■ **STATED EXERCISE**:
Scan the data. Collect each line that contains the word "Курчатова".

▼

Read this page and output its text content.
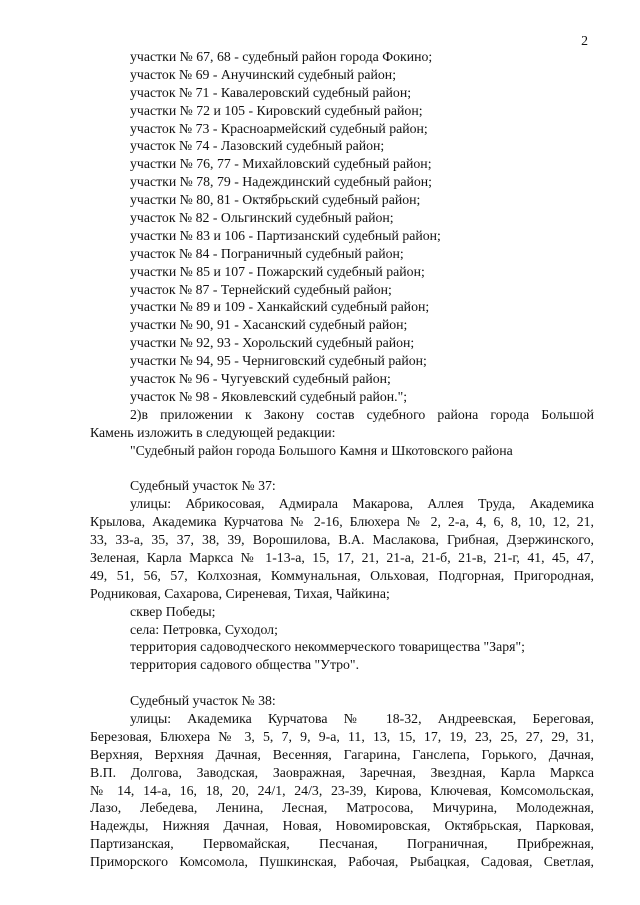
2
участки № 67, 68 - судебный район города Фокино;
участок № 69 - Анучинский судебный район;
участок № 71 - Кавалеровский судебный район;
участки № 72 и 105 - Кировский судебный район;
участок № 73 - Красноармейский судебный район;
участок № 74 - Лазовский судебный район;
участки № 76, 77 - Михайловский судебный район;
участки № 78, 79 - Надеждинский судебный район;
участки № 80, 81 - Октябрьский судебный район;
участок № 82 - Ольгинский судебный район;
участки № 83 и 106 - Партизанский судебный район;
участок № 84 - Пограничный судебный район;
участки № 85 и 107 - Пожарский судебный район;
участок № 87 - Тернейский судебный район;
участки № 89 и 109 - Ханкайский судебный район;
участки № 90, 91 - Хасанский судебный район;
участки № 92, 93 - Хорольский судебный район;
участки № 94, 95 - Черниговский судебный район;
участок № 96 - Чугуевский судебный район;
участок № 98 - Яковлевский судебный район.";
2)в приложении к Закону состав судебного района города Большой
Камень изложить в следующей редакции:
"Судебный район города Большого Камня и Шкотовского района
Судебный участок № 37:
улицы: Абрикосовая, Адмирала Макарова, Аллея Труда, Академика
Крылова, Академика Курчатова № 2-16, Блюхера № 2, 2-а, 4, 6, 8, 10, 12, 21,
33, 33-а, 35, 37, 38, 39, Ворошилова, В.А. Маслакова, Грибная, Дзержинского,
Зеленая, Карла Маркса № 1-13-а, 15, 17, 21, 21-а, 21-б, 21-в, 21-г, 41, 45, 47,
49, 51, 56, 57, Колхозная, Коммунальная, Ольховая, Подгорная, Пригородная,
Родниковая, Сахарова, Сиреневая, Тихая, Чайкина;
сквер Победы;
села: Петровка, Суходол;
территория садоводческого некоммерческого товарищества "Заря";
территория садового общества "Утро".
Судебный участок № 38:
улицы: Академика Курчатова № 18-32, Андреевская, Береговая,
Березовая, Блюхера № 3, 5, 7, 9, 9-а, 11, 13, 15, 17, 19, 23, 25, 27, 29, 31,
Верхняя, Верхняя Дачная, Весенняя, Гагарина, Ганслепа, Горького, Дачная,
В.П. Долгова, Заводская, Заовражная, Заречная, Звездная, Карла Маркса
№ 14, 14-а, 16, 18, 20, 24/1, 24/3, 23-39, Кирова, Ключевая, Комсомольская,
Лазо, Лебедева, Ленина, Лесная, Матросова, Мичурина, Молодежная,
Надежды, Нижняя Дачная, Новая, Новомировская, Октябрьская, Парковая,
Партизанская, Первомайская, Песчаная, Пограничная, Прибрежная,
Приморского Комсомола, Пушкинская, Рабочая, Рыбацкая, Садовая, Светлая,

▲

■ **TASK RESULT**:
Крылова, Академика Курчатова № 2-16, Блюхера № 2, 2-а, 4, 6, 8, 10, 12, 21,
улицы: Академика Курчатова № 18-32, Андреевская, Береговая,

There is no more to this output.